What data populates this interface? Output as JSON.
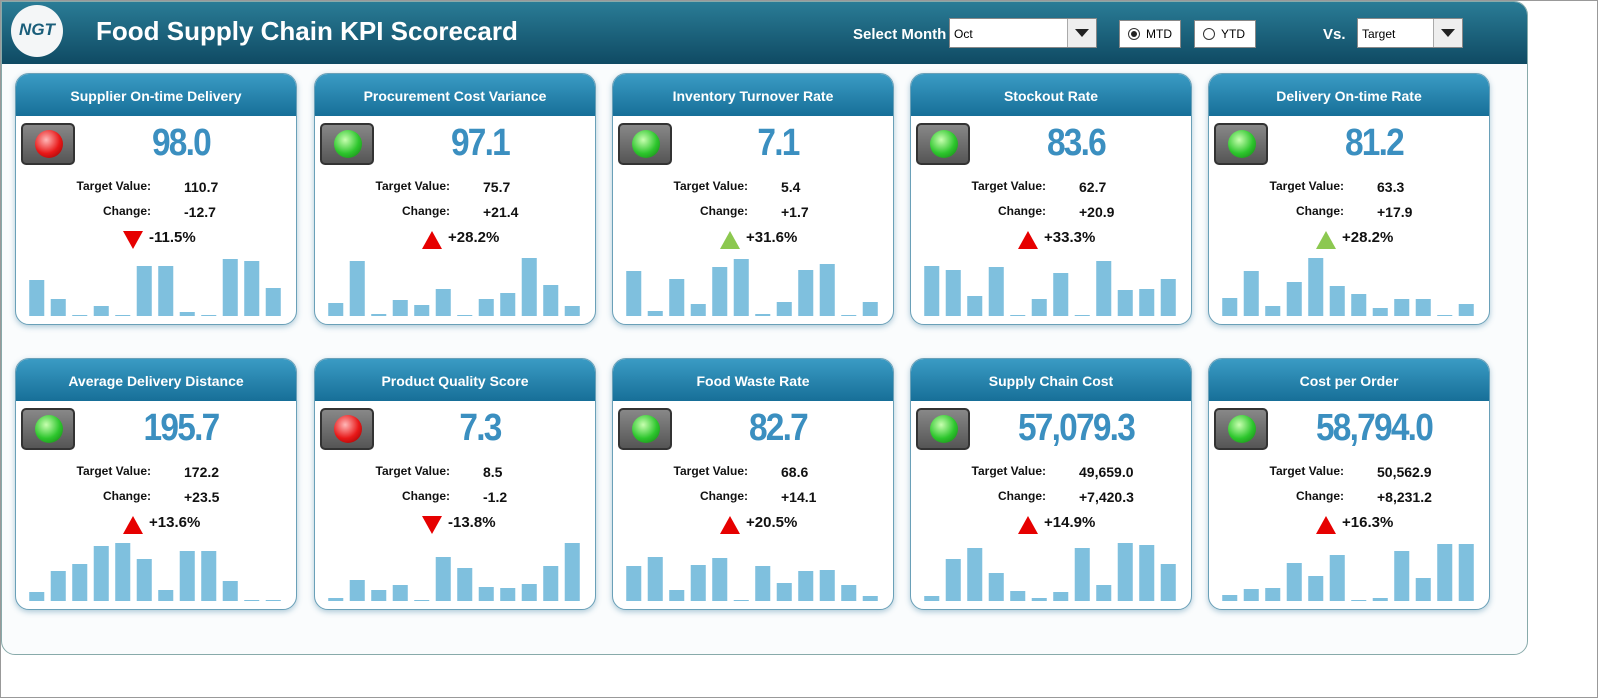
{
  "header": {
    "logo": "NGT",
    "title": "Food Supply Chain KPI Scorecard",
    "month_label": "Select Month",
    "month": "Oct",
    "modes": [
      {
        "label": "MTD",
        "selected": true
      },
      {
        "label": "YTD",
        "selected": false
      }
    ],
    "vs_label": "Vs.",
    "vs": "Target"
  },
  "cards": [
    {
      "title": "Supplier On-time Delivery",
      "value": "98.0",
      "light": "red",
      "target_label": "Target Value:",
      "target": "110.7",
      "change_label": "Change:",
      "change": "-12.7",
      "arrow": "down",
      "arrow_color": "#e60000",
      "percent": "-11.5%",
      "bars": [
        36,
        17,
        1,
        10,
        1,
        50,
        50,
        4,
        1,
        57,
        55,
        28
      ]
    },
    {
      "title": "Procurement Cost Variance",
      "value": "97.1",
      "light": "green",
      "target_label": "Target Value:",
      "target": "75.7",
      "change_label": "Change:",
      "change": "+21.4",
      "arrow": "up",
      "arrow_color": "#e60000",
      "percent": "+28.2%",
      "bars": [
        13,
        55,
        2,
        16,
        11,
        27,
        1,
        17,
        23,
        58,
        31,
        10
      ]
    },
    {
      "title": "Inventory Turnover Rate",
      "value": "7.1",
      "light": "green",
      "target_label": "Target Value:",
      "target": "5.4",
      "change_label": "Change:",
      "change": "+1.7",
      "arrow": "up",
      "arrow_color": "#8cc850",
      "percent": "+31.6%",
      "bars": [
        45,
        5,
        37,
        12,
        49,
        57,
        2,
        14,
        46,
        52,
        1,
        14
      ]
    },
    {
      "title": "Stockout Rate",
      "value": "83.6",
      "light": "green",
      "target_label": "Target Value:",
      "target": "62.7",
      "change_label": "Change:",
      "change": "+20.9",
      "arrow": "up",
      "arrow_color": "#e60000",
      "percent": "+33.3%",
      "bars": [
        50,
        46,
        20,
        49,
        1,
        17,
        43,
        1,
        55,
        26,
        27,
        37
      ]
    },
    {
      "title": "Delivery On-time Rate",
      "value": "81.2",
      "light": "green",
      "target_label": "Target Value:",
      "target": "63.3",
      "change_label": "Change:",
      "change": "+17.9",
      "arrow": "up",
      "arrow_color": "#8cc850",
      "percent": "+28.2%",
      "bars": [
        18,
        45,
        10,
        34,
        58,
        30,
        22,
        8,
        17,
        17,
        1,
        12
      ]
    },
    {
      "title": "Average Delivery Distance",
      "value": "195.7",
      "light": "green",
      "target_label": "Target Value:",
      "target": "172.2",
      "change_label": "Change:",
      "change": "+23.5",
      "arrow": "up",
      "arrow_color": "#e60000",
      "percent": "+13.6%",
      "bars": [
        9,
        30,
        37,
        55,
        58,
        42,
        11,
        50,
        50,
        20,
        1,
        1
      ]
    },
    {
      "title": "Product Quality Score",
      "value": "7.3",
      "light": "red",
      "target_label": "Target Value:",
      "target": "8.5",
      "change_label": "Change:",
      "change": "-1.2",
      "arrow": "down",
      "arrow_color": "#e60000",
      "percent": "-13.8%",
      "bars": [
        3,
        21,
        11,
        16,
        1,
        44,
        33,
        14,
        13,
        17,
        35,
        58
      ]
    },
    {
      "title": "Food Waste Rate",
      "value": "82.7",
      "light": "green",
      "target_label": "Target Value:",
      "target": "68.6",
      "change_label": "Change:",
      "change": "+14.1",
      "arrow": "up",
      "arrow_color": "#e60000",
      "percent": "+20.5%",
      "bars": [
        35,
        44,
        11,
        36,
        43,
        1,
        35,
        18,
        30,
        31,
        16,
        5
      ]
    },
    {
      "title": "Supply Chain Cost",
      "value": "57,079.3",
      "light": "green",
      "target_label": "Target Value:",
      "target": "49,659.0",
      "change_label": "Change:",
      "change": "+7,420.3",
      "arrow": "up",
      "arrow_color": "#e60000",
      "percent": "+14.9%",
      "bars": [
        5,
        42,
        53,
        28,
        10,
        3,
        9,
        53,
        16,
        58,
        56,
        37
      ]
    },
    {
      "title": "Cost per Order",
      "value": "58,794.0",
      "light": "green",
      "target_label": "Target Value:",
      "target": "50,562.9",
      "change_label": "Change:",
      "change": "+8,231.2",
      "arrow": "up",
      "arrow_color": "#e60000",
      "percent": "+16.3%",
      "bars": [
        6,
        12,
        13,
        38,
        25,
        46,
        1,
        3,
        50,
        23,
        57,
        57
      ]
    }
  ]
}
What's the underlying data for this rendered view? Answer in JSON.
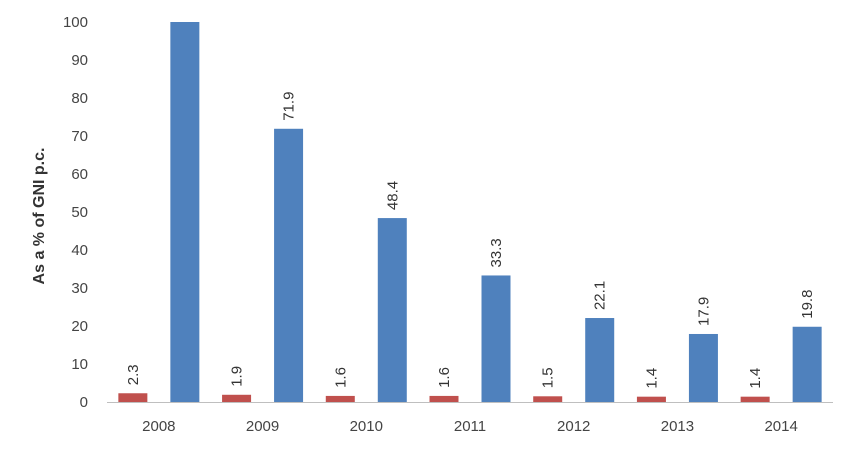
{
  "chart_data": {
    "type": "bar",
    "title": "",
    "xlabel": "",
    "ylabel": "As a % of GNI p.c.",
    "ylim": [
      0,
      100
    ],
    "yticks": [
      0,
      10,
      20,
      30,
      40,
      50,
      60,
      70,
      80,
      90,
      100
    ],
    "categories": [
      "2008",
      "2009",
      "2010",
      "2011",
      "2012",
      "2013",
      "2014"
    ],
    "series": [
      {
        "color": "#c0504d",
        "values": [
          2.3,
          1.9,
          1.6,
          1.6,
          1.5,
          1.4,
          1.4
        ],
        "data_labels": [
          "2.3",
          "1.9",
          "1.6",
          "1.6",
          "1.5",
          "1.4",
          "1.4"
        ]
      },
      {
        "color": "#4f81bd",
        "values": [
          100,
          71.9,
          48.4,
          33.3,
          22.1,
          17.9,
          19.8
        ],
        "data_labels": [
          "",
          "71.9",
          "48.4",
          "33.3",
          "22.1",
          "17.9",
          "19.8"
        ]
      }
    ],
    "grid": false,
    "legend": "none"
  }
}
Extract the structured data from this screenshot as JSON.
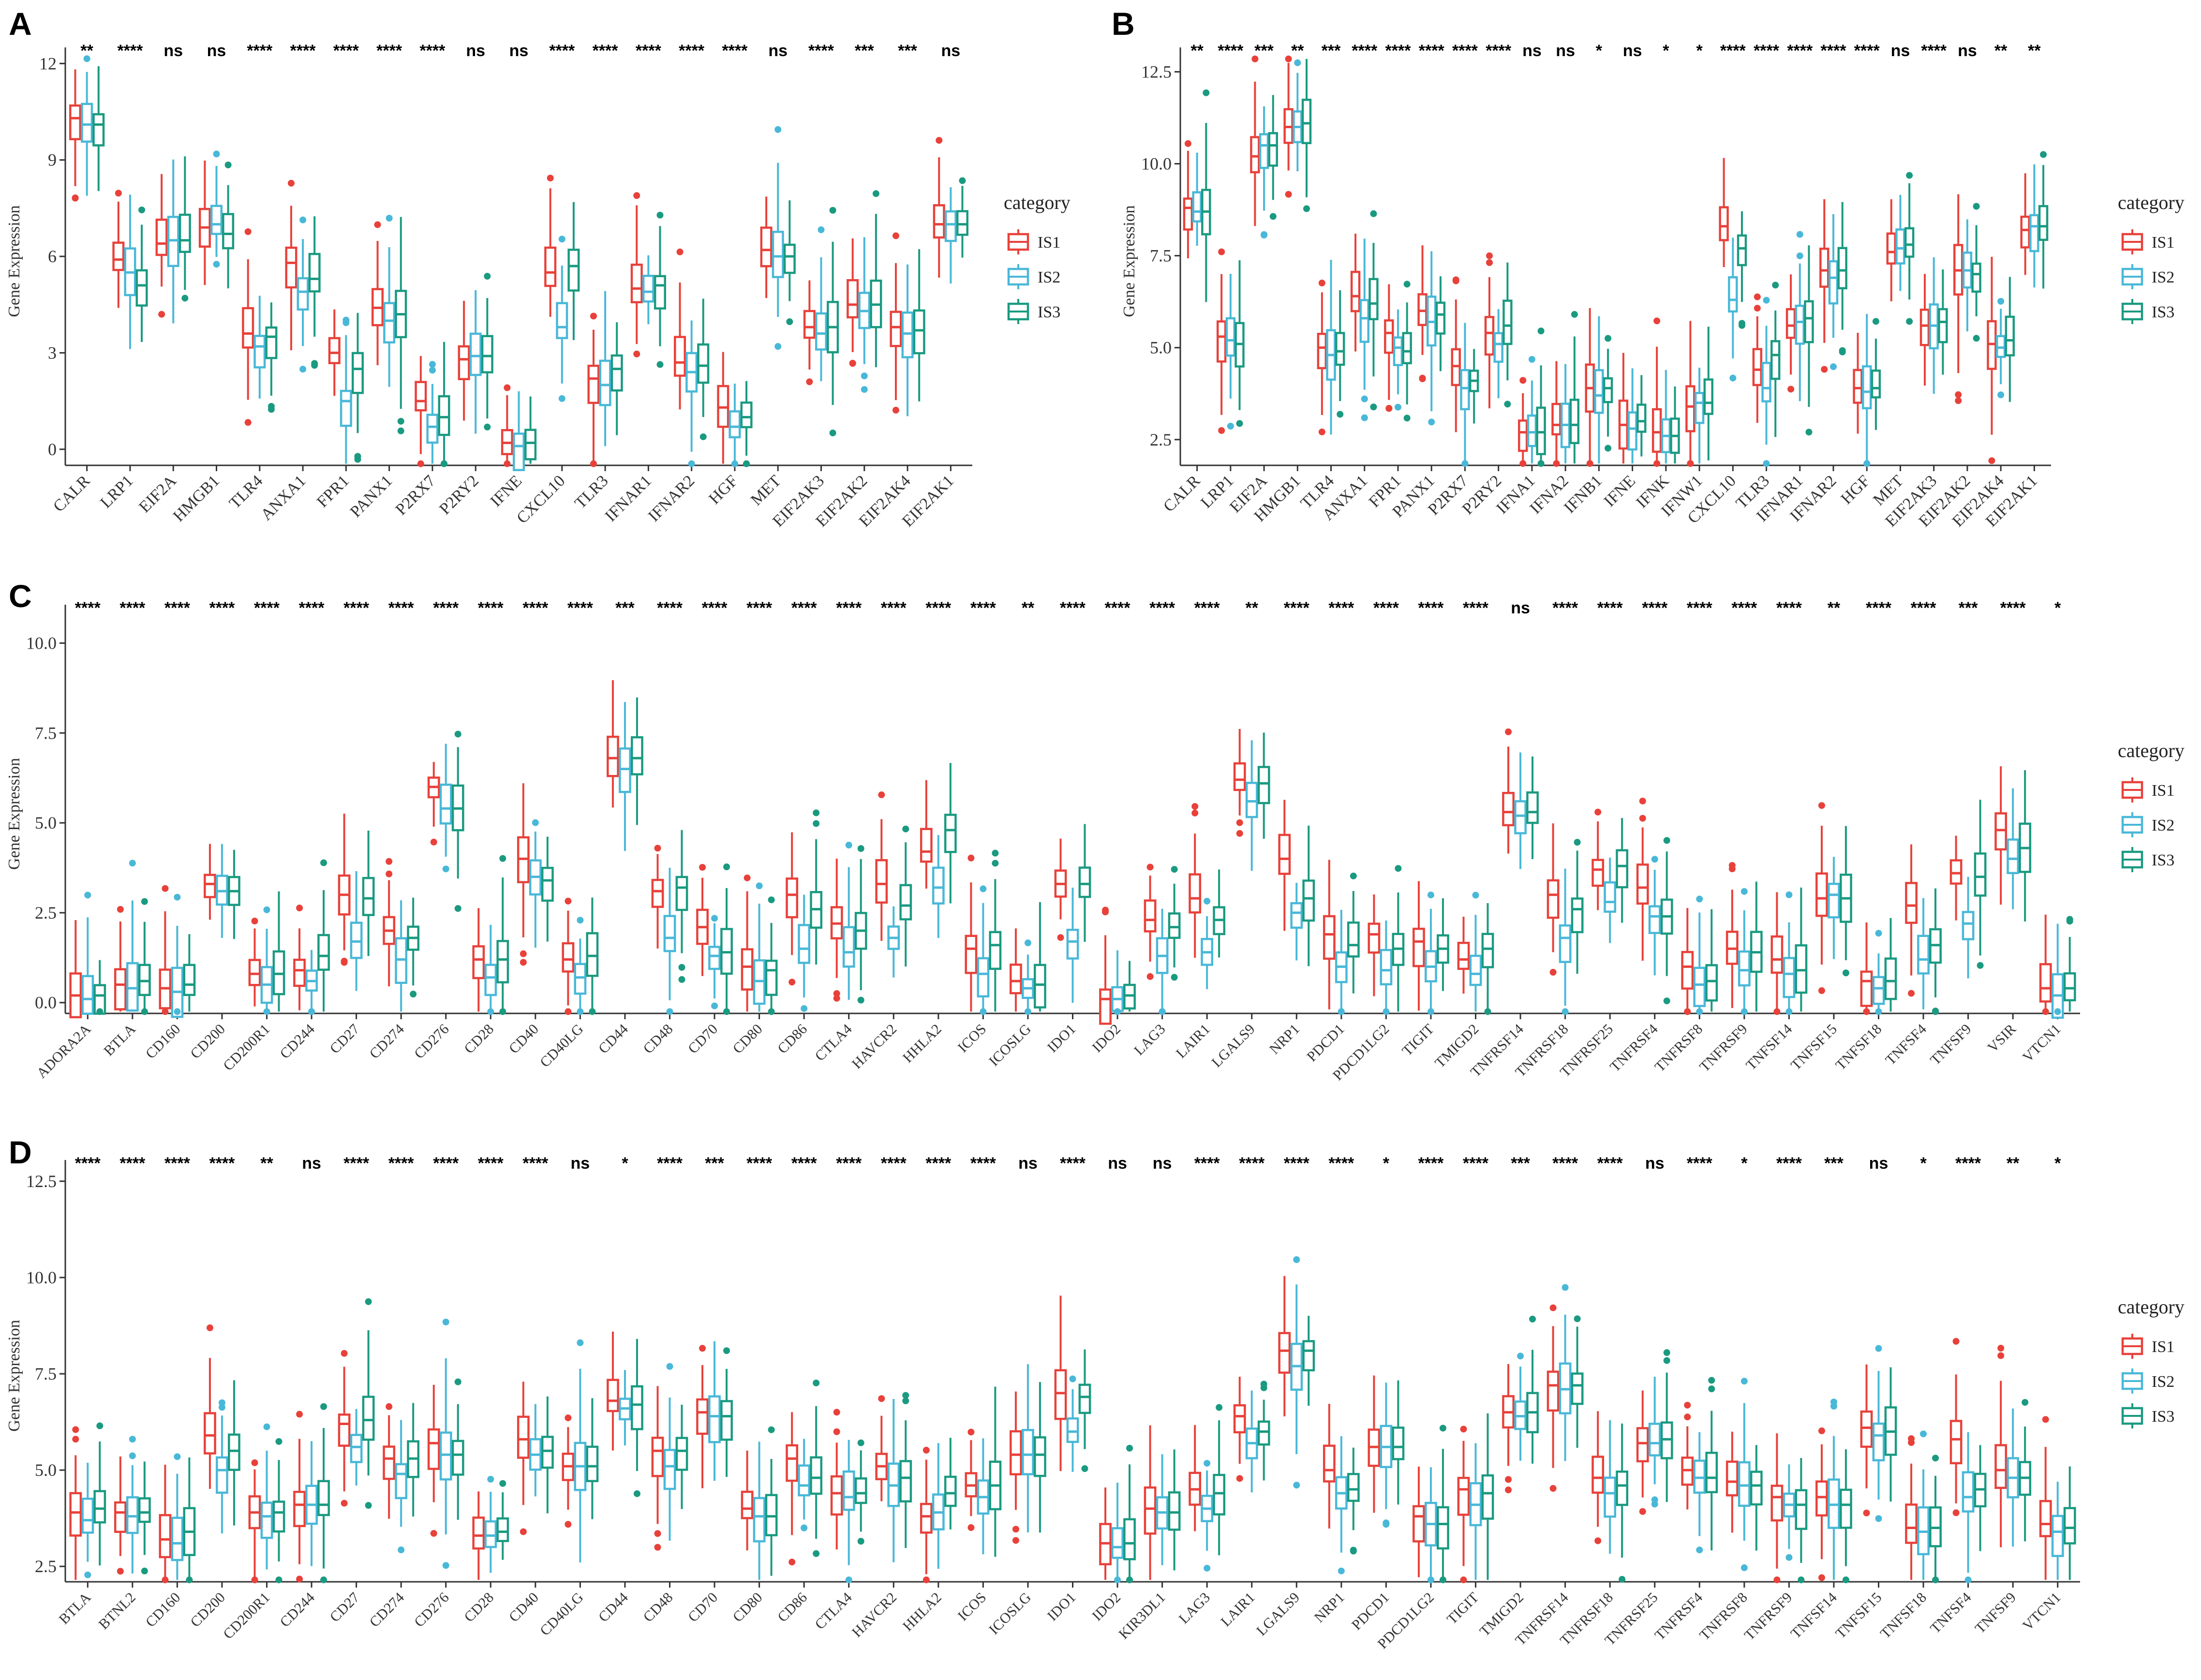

JOB ▸ Copy each line above containing the string "What".

WRITTEN SOLUTION ▸
What data populates this interface? Output as JSON.
What's the underlying data for this rendered view? Answer in JSON.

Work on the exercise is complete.